*What you are asked to do:* Find the lines with the string "Expenses" and return them.

*Provided material:*
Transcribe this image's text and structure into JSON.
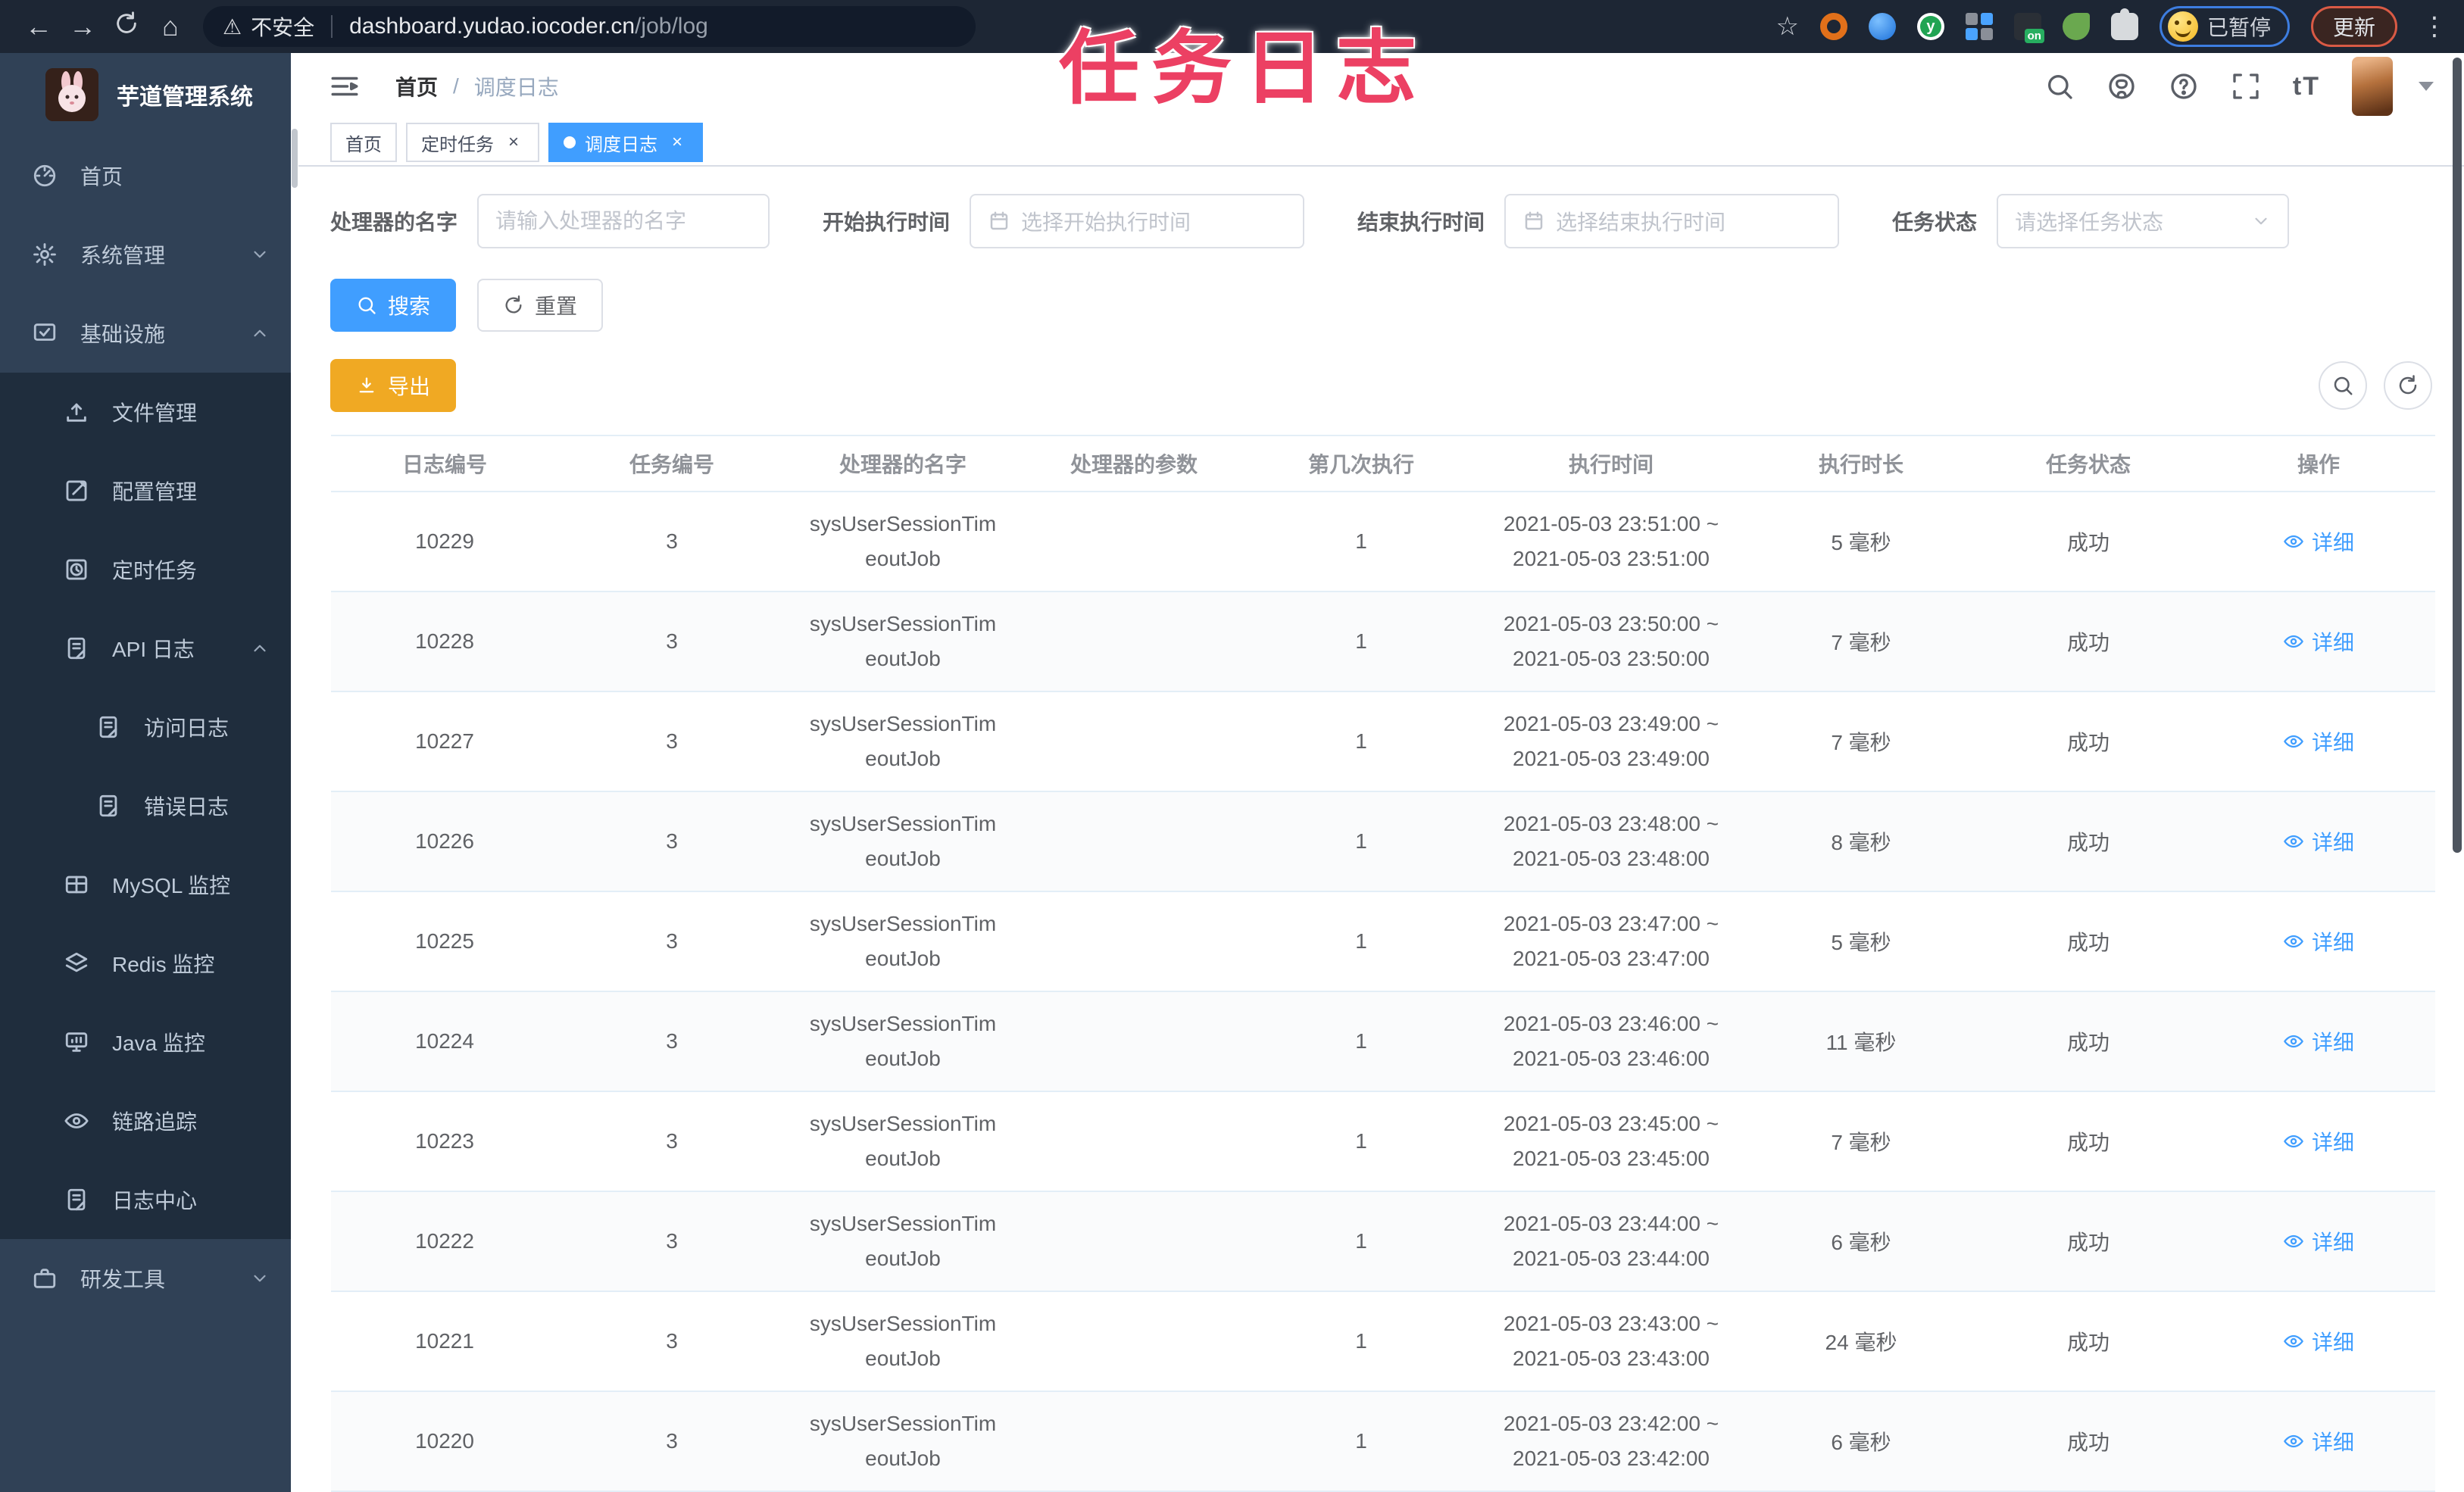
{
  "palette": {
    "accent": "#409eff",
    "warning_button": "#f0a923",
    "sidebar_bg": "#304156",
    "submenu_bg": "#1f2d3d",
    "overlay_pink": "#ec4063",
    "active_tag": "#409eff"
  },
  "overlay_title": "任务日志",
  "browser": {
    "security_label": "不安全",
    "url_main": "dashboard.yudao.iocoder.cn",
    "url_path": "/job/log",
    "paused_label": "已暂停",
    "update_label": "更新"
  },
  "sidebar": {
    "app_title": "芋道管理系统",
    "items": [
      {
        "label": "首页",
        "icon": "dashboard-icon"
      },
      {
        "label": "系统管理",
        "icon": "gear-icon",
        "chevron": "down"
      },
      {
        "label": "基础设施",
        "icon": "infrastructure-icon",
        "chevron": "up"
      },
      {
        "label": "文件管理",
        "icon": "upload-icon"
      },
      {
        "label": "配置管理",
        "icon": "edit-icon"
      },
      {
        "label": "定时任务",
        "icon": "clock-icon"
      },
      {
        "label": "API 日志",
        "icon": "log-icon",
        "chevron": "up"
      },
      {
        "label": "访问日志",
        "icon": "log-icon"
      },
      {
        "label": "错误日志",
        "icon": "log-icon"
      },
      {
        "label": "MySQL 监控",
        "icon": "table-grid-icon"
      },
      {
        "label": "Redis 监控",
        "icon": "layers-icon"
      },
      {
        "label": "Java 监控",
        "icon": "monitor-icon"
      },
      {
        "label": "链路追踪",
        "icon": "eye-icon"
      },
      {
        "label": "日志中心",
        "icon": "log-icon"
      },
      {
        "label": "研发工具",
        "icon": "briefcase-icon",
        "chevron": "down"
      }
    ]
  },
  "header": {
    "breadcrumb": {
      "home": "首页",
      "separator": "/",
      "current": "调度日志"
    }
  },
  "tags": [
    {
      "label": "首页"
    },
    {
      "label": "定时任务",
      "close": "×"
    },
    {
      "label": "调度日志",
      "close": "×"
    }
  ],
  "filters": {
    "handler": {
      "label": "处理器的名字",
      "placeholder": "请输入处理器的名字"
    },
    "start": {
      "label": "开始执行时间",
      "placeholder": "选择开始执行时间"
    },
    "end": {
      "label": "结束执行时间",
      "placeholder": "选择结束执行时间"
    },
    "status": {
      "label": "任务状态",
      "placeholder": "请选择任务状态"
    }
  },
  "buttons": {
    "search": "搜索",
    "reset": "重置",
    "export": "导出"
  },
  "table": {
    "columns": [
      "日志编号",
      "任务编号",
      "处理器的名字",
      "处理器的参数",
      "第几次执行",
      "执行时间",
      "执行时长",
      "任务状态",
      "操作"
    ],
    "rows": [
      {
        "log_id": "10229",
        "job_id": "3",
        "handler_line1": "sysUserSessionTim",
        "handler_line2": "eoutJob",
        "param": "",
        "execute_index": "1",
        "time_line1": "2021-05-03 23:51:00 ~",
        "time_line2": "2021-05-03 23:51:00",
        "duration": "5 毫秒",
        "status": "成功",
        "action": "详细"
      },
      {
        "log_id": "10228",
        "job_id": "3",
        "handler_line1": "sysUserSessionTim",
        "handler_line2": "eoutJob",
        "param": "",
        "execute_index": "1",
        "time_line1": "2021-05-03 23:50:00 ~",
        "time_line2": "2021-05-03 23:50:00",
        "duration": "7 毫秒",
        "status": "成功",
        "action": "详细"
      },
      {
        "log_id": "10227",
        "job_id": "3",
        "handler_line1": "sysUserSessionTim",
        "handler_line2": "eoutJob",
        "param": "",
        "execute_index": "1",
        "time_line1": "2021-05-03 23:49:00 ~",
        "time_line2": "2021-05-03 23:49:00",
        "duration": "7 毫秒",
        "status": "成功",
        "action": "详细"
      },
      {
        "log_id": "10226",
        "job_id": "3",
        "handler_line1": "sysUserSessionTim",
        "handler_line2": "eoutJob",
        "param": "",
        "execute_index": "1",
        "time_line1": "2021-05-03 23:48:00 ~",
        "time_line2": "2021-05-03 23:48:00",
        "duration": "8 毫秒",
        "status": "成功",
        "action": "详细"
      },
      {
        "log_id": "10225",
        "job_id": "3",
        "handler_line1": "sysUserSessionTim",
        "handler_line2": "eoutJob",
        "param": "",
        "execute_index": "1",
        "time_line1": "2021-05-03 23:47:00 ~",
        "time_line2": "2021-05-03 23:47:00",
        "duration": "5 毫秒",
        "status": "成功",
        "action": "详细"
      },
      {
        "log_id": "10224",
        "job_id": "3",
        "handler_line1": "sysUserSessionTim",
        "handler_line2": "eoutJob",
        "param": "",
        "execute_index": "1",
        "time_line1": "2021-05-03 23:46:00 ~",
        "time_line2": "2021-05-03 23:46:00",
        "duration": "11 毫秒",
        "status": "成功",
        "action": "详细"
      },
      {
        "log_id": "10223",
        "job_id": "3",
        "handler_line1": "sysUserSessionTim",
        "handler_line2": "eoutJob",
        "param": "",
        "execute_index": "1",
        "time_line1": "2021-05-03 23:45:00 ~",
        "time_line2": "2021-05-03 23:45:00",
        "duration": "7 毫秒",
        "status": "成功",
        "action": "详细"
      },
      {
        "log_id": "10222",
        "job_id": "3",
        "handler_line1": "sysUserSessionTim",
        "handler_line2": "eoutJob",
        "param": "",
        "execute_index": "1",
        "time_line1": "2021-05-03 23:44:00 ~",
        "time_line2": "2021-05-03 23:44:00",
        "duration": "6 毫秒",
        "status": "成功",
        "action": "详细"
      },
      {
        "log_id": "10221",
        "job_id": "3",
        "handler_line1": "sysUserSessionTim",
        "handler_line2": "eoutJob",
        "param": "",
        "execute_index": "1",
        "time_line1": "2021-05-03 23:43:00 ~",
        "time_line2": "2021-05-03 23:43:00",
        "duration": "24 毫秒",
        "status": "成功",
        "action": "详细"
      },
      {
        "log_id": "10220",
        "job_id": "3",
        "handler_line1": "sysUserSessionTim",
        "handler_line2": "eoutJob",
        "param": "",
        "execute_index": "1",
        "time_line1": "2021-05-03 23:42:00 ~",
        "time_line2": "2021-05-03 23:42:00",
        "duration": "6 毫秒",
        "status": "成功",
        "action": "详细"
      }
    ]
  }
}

---

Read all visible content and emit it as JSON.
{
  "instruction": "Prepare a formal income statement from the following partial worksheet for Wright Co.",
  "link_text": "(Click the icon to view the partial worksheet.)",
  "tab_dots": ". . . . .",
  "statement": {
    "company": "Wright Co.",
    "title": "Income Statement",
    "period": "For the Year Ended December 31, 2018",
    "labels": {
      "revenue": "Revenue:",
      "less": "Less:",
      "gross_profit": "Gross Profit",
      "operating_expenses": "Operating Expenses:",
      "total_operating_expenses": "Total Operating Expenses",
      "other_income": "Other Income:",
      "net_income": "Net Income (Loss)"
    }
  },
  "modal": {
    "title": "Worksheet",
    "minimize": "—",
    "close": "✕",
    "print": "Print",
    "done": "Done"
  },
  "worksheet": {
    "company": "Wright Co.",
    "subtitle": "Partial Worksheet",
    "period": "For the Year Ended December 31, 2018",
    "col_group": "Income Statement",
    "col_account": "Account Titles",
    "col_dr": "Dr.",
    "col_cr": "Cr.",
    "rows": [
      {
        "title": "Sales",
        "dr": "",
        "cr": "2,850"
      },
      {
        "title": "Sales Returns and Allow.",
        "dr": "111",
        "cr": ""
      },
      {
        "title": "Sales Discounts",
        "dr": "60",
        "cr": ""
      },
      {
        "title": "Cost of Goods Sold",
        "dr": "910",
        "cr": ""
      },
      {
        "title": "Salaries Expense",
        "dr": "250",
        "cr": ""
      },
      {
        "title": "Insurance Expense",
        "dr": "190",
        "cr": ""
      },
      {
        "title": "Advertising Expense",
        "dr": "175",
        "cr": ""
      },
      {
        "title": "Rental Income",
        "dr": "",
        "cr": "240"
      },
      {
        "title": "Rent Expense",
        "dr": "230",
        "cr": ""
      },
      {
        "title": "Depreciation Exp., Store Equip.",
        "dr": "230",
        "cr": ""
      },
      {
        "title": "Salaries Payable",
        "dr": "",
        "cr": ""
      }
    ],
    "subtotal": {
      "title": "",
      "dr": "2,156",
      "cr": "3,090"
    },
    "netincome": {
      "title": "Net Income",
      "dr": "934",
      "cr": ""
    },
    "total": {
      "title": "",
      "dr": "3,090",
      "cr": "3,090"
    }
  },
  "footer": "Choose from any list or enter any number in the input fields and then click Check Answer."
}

*Result of this task:*
      "operating_expenses": "Operating Expenses:",
      "total_operating_expenses": "Total Operating Expenses",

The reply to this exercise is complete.